__Your task__
Show each line of the data below that has the string "年版的表" in it.

:: Extracted records ::

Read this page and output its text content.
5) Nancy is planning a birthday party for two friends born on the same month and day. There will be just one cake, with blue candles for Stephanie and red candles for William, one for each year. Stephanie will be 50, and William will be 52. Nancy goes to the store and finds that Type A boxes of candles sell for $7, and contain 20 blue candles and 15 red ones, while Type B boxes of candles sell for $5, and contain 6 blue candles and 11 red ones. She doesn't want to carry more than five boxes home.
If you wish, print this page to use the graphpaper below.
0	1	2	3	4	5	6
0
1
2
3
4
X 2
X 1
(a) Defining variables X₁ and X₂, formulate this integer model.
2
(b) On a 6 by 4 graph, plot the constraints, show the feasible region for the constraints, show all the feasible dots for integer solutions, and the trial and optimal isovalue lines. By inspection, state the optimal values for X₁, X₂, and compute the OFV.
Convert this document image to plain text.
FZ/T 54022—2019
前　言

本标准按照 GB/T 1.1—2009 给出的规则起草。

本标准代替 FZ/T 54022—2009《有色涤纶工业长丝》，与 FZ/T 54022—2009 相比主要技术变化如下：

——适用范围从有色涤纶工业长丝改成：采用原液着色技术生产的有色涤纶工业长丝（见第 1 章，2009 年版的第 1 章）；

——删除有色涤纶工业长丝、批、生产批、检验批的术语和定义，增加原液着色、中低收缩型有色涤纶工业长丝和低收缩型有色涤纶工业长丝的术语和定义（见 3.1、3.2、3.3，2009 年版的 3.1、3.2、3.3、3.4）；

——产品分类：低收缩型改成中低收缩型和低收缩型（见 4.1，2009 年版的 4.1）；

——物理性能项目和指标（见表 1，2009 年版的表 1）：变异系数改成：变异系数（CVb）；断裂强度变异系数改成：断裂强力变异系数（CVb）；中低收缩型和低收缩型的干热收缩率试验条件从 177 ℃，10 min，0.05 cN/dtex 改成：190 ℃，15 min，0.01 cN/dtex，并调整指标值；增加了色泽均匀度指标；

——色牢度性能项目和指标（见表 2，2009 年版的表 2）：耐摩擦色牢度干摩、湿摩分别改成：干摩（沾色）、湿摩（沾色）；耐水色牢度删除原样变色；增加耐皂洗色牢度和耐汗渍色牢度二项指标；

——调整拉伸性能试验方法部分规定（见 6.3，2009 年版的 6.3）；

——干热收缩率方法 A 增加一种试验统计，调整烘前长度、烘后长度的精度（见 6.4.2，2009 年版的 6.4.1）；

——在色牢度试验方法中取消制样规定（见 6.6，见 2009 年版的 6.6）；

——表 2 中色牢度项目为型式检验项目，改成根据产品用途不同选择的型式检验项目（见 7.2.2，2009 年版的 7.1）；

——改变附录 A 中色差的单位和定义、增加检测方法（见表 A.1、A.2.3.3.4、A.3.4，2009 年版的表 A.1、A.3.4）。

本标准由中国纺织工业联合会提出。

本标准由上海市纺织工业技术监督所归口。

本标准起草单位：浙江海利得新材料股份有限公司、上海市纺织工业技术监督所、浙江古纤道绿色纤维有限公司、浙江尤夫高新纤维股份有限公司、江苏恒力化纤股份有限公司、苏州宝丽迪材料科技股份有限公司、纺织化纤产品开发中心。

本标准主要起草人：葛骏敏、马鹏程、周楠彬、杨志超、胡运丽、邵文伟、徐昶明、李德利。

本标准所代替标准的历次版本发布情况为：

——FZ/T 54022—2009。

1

:::

__Right answer__
——物理性能项目和指标（见表 1，2009 年版的表 1）：变异系数改成：变异系数（CVb）；断裂强度变异系数改成：断裂强力变异系数（CVb）；中低收缩型和低收缩型的干热收缩率试验条件从 177 ℃，10 min，0.05 cN/dtex 改成：190 ℃，15 min，0.01 cN/dtex，并调整指标值；增加了色泽均匀度指标；
——色牢度性能项目和指标（见表 2，2009 年版的表 2）：耐摩擦色牢度干摩、湿摩分别改成：干摩（沾色）、湿摩（沾色）；耐水色牢度删除原样变色；增加耐皂洗色牢度和耐汗渍色牢度二项指标；
——改变附录 A 中色差的单位和定义、增加检测方法（见表 A.1、A.2.3.3.4、A.3.4，2009 年版的表 A.1、A.3.4）。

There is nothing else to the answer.